Exercise brief: Repeat the listing in full. Nothing may be added or left out.

Stored data entries
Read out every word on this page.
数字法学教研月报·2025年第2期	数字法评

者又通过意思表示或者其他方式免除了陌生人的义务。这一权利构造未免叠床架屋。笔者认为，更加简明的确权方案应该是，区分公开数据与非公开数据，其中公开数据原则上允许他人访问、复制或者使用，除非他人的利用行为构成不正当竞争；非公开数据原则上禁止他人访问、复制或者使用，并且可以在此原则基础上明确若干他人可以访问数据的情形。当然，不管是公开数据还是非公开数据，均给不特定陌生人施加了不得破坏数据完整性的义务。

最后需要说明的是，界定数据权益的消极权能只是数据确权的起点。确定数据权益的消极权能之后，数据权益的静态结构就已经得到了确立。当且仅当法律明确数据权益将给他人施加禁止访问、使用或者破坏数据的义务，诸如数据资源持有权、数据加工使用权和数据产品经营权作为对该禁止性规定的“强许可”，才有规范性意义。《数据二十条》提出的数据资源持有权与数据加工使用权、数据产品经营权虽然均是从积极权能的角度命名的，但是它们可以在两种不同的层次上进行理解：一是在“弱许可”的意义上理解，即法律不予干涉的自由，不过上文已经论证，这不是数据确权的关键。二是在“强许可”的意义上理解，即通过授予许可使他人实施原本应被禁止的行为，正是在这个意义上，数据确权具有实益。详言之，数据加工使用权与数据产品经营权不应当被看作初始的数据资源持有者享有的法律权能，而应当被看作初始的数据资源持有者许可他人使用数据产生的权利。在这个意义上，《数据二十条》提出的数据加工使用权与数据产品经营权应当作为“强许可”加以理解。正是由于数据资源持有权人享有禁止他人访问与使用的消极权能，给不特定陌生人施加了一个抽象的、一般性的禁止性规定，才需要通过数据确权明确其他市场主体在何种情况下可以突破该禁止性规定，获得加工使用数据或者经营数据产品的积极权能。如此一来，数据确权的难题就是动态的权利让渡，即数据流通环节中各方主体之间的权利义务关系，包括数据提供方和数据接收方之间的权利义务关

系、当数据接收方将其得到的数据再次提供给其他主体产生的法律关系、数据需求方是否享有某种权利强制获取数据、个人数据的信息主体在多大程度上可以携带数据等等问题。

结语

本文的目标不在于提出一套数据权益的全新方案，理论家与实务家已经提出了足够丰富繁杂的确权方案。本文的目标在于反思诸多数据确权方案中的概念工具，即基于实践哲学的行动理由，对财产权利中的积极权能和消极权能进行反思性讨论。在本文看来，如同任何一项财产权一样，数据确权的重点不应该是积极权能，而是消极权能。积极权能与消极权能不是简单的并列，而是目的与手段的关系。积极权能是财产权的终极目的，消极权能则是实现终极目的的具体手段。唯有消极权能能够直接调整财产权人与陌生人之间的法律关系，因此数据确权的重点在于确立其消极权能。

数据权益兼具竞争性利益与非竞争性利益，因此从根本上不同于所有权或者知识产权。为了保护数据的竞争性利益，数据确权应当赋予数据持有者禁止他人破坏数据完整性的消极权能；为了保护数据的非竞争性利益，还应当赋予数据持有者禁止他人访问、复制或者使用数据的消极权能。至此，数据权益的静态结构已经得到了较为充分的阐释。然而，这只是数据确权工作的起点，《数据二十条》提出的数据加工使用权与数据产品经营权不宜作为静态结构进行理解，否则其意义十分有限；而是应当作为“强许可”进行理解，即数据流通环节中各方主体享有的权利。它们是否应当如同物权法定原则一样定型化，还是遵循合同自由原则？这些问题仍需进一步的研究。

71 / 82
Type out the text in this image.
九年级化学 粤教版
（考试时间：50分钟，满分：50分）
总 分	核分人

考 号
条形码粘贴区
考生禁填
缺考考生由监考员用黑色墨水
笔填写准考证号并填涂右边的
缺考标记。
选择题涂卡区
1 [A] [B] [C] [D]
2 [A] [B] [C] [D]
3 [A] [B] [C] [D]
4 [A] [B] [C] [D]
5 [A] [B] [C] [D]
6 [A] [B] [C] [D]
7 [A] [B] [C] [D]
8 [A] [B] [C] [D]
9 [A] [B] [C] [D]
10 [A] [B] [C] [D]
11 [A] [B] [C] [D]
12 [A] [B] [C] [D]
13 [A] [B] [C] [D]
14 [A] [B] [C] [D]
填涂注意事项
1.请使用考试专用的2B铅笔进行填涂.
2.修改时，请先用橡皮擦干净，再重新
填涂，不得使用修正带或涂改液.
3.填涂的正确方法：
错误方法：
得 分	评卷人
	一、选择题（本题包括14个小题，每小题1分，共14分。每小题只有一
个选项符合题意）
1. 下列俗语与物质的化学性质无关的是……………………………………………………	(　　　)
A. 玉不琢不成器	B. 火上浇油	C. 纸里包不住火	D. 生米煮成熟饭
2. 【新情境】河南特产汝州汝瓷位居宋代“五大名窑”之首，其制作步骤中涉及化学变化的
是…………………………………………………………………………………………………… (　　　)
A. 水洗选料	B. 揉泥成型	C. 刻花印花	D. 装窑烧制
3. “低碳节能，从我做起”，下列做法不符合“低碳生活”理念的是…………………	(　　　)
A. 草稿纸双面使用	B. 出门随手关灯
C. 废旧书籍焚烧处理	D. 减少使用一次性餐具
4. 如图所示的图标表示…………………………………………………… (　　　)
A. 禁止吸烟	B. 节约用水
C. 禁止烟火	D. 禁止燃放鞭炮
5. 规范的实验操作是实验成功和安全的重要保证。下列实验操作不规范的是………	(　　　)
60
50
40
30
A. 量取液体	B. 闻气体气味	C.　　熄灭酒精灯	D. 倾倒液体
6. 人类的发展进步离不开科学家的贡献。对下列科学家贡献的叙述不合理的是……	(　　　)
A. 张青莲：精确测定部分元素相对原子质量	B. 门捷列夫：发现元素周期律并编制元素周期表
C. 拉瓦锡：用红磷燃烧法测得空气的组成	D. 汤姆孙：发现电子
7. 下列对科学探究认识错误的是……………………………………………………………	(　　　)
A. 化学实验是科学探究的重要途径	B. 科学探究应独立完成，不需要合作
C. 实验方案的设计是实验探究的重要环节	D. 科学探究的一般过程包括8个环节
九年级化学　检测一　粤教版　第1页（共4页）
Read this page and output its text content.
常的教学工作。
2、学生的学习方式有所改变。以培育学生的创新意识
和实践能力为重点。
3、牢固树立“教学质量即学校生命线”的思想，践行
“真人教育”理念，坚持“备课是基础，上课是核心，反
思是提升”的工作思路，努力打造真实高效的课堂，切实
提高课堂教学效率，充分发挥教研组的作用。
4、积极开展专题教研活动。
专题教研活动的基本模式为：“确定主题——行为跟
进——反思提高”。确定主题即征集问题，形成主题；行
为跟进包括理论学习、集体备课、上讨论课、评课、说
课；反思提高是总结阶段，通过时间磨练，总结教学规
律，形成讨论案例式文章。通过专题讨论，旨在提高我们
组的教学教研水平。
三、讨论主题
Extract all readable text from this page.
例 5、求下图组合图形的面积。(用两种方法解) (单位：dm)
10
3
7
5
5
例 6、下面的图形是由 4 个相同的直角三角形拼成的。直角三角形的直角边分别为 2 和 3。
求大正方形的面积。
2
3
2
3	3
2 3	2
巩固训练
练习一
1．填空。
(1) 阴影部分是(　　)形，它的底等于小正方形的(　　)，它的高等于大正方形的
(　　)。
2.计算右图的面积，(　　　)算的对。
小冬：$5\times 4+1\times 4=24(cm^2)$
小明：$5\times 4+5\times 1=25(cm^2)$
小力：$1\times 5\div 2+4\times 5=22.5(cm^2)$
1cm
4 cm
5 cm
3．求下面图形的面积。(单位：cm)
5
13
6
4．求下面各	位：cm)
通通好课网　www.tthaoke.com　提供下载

Solution for this problem:
Read out every word on this page.
数字法学教研月报·2025年第2期	数字法评

者又通过意思表示或者其他方式免除了陌生人的义务。这一权利构造未免叠床架屋。笔者认为，更加简明的确权方案应该是，区分公开数据与非公开数据，其中公开数据原则上允许他人访问、复制或者使用，除非他人的利用行为构成不正当竞争；非公开数据原则上禁止他人访问、复制或者使用，并且可以在此原则基础上明确若干他人可以访问数据的情形。当然，不管是公开数据还是非公开数据，均给不特定陌生人施加了不得破坏数据完整性的义务。

最后需要说明的是，界定数据权益的消极权能只是数据确权的起点。确定数据权益的消极权能之后，数据权益的静态结构就已经得到了确立。当且仅当法律明确数据权益将给他人施加禁止访问、使用或者破坏数据的义务，诸如数据资源持有权、数据加工使用权和数据产品经营权作为对该禁止性规定的“强许可”，才有规范性意义。《数据二十条》提出的数据资源持有权与数据加工使用权、数据产品经营权虽然均是从积极权能的角度命名的，但是它们可以在两种不同的层次上进行理解：一是在“弱许可”的意义上理解，即法律不予干涉的自由，不过上文已经论证，这不是数据确权的关键。二是在“强许可”的意义上理解，即通过授予许可使他人实施原本应被禁止的行为，正是在这个意义上，数据确权具有实益。详言之，数据加工使用权与数据产品经营权不应当被看作初始的数据资源持有者享有的法律权能，而应当被看作初始的数据资源持有者许可他人使用数据产生的权利。在这个意义上，《数据二十条》提出的数据加工使用权与数据产品经营权应当作为“强许可”加以理解。正是由于数据资源持有权人享有禁止他人访问与使用的消极权能，给不特定陌生人施加了一个抽象的、一般性的禁止性规定，才需要通过数据确权明确其他市场主体在何种情况下可以突破该禁止性规定，获得加工使用数据或者经营数据产品的积极权能。如此一来，数据确权的难题就是动态的权利让渡，即数据流通环节中各方主体之间的权利义务关系，包括数据提供方和数据接收方之间的权利义务关

系、当数据接收方将其得到的数据再次提供给其他主体产生的法律关系、数据需求方是否享有某种权利强制获取数据、个人数据的信息主体在多大程度上可以携带数据等等问题。

结语

本文的目标不在于提出一套数据权益的全新方案，理论家与实务家已经提出了足够丰富繁杂的确权方案。本文的目标在于反思诸多数据确权方案中的概念工具，即基于实践哲学的行动理由，对财产权利中的积极权能和消极权能进行反思性讨论。在本文看来，如同任何一项财产权一样，数据确权的重点不应该是积极权能，而是消极权能。积极权能与消极权能不是简单的并列，而是目的与手段的关系。积极权能是财产权的终极目的，消极权能则是实现终极目的的具体手段。唯有消极权能能够直接调整财产权人与陌生人之间的法律关系，因此数据确权的重点在于确立其消极权能。

数据权益兼具竞争性利益与非竞争性利益，因此从根本上不同于所有权或者知识产权。为了保护数据的竞争性利益，数据确权应当赋予数据持有者禁止他人破坏数据完整性的消极权能；为了保护数据的非竞争性利益，还应当赋予数据持有者禁止他人访问、复制或者使用数据的消极权能。至此，数据权益的静态结构已经得到了较为充分的阐释。然而，这只是数据确权工作的起点，《数据二十条》提出的数据加工使用权与数据产品经营权不宜作为静态结构进行理解，否则其意义十分有限；而是应当作为“强许可”进行理解，即数据流通环节中各方主体享有的权利。它们是否应当如同物权法定原则一样定型化，还是遵循合同自由原则？这些问题仍需进一步的研究。

71 / 82
Type out the text in this image.
九年级化学 粤教版
（考试时间：50分钟，满分：50分）
总 分	核分人

考 号
条形码粘贴区
考生禁填
缺考考生由监考员用黑色墨水
笔填写准考证号并填涂右边的
缺考标记。
选择题涂卡区
1 [A] [B] [C] [D]
2 [A] [B] [C] [D]
3 [A] [B] [C] [D]
4 [A] [B] [C] [D]
5 [A] [B] [C] [D]
6 [A] [B] [C] [D]
7 [A] [B] [C] [D]
8 [A] [B] [C] [D]
9 [A] [B] [C] [D]
10 [A] [B] [C] [D]
11 [A] [B] [C] [D]
12 [A] [B] [C] [D]
13 [A] [B] [C] [D]
14 [A] [B] [C] [D]
填涂注意事项
1.请使用考试专用的2B铅笔进行填涂.
2.修改时，请先用橡皮擦干净，再重新
填涂，不得使用修正带或涂改液.
3.填涂的正确方法：
错误方法：
得 分	评卷人
	一、选择题（本题包括14个小题，每小题1分，共14分。每小题只有一
个选项符合题意）
1. 下列俗语与物质的化学性质无关的是……………………………………………………	(　　　)
A. 玉不琢不成器	B. 火上浇油	C. 纸里包不住火	D. 生米煮成熟饭
2. 【新情境】河南特产汝州汝瓷位居宋代“五大名窑”之首，其制作步骤中涉及化学变化的
是…………………………………………………………………………………………………… (　　　)
A. 水洗选料	B. 揉泥成型	C. 刻花印花	D. 装窑烧制
3. “低碳节能，从我做起”，下列做法不符合“低碳生活”理念的是…………………	(　　　)
A. 草稿纸双面使用	B. 出门随手关灯
C. 废旧书籍焚烧处理	D. 减少使用一次性餐具
4. 如图所示的图标表示…………………………………………………… (　　　)
A. 禁止吸烟	B. 节约用水
C. 禁止烟火	D. 禁止燃放鞭炮
5. 规范的实验操作是实验成功和安全的重要保证。下列实验操作不规范的是………	(　　　)
60
50
40
30
A. 量取液体	B. 闻气体气味	C.　　熄灭酒精灯	D. 倾倒液体
6. 人类的发展进步离不开科学家的贡献。对下列科学家贡献的叙述不合理的是……	(　　　)
A. 张青莲：精确测定部分元素相对原子质量	B. 门捷列夫：发现元素周期律并编制元素周期表
C. 拉瓦锡：用红磷燃烧法测得空气的组成	D. 汤姆孙：发现电子
7. 下列对科学探究认识错误的是……………………………………………………………	(　　　)
A. 化学实验是科学探究的重要途径	B. 科学探究应独立完成，不需要合作
C. 实验方案的设计是实验探究的重要环节	D. 科学探究的一般过程包括8个环节
九年级化学　检测一　粤教版　第1页（共4页）
Read this page and output its text content.
常的教学工作。
2、学生的学习方式有所改变。以培育学生的创新意识
和实践能力为重点。
3、牢固树立“教学质量即学校生命线”的思想，践行
“真人教育”理念，坚持“备课是基础，上课是核心，反
思是提升”的工作思路，努力打造真实高效的课堂，切实
提高课堂教学效率，充分发挥教研组的作用。
4、积极开展专题教研活动。
专题教研活动的基本模式为：“确定主题——行为跟
进——反思提高”。确定主题即征集问题，形成主题；行
为跟进包括理论学习、集体备课、上讨论课、评课、说
课；反思提高是总结阶段，通过时间磨练，总结教学规
律，形成讨论案例式文章。通过专题讨论，旨在提高我们
组的教学教研水平。
三、讨论主题
Extract all readable text from this page.
例 5、求下图组合图形的面积。(用两种方法解) (单位：dm)
10
3
7
5
5
例 6、下面的图形是由 4 个相同的直角三角形拼成的。直角三角形的直角边分别为 2 和 3。
求大正方形的面积。
2
3
2
3	3
2 3	2
巩固训练
练习一
1．填空。
(1) 阴影部分是(　　)形，它的底等于小正方形的(　　)，它的高等于大正方形的
(　　)。
2.计算右图的面积，(　　　)算的对。
小冬：$5\times 4+1\times 4=24(cm^2)$
小明：$5\times 4+5\times 1=25(cm^2)$
小力：$1\times 5\div 2+4\times 5=22.5(cm^2)$
1cm
4 cm
5 cm
3．求下面图形的面积。(单位：cm)
5
13
6
4．求下面各	位：cm)
通通好课网　www.tthaoke.com　提供下载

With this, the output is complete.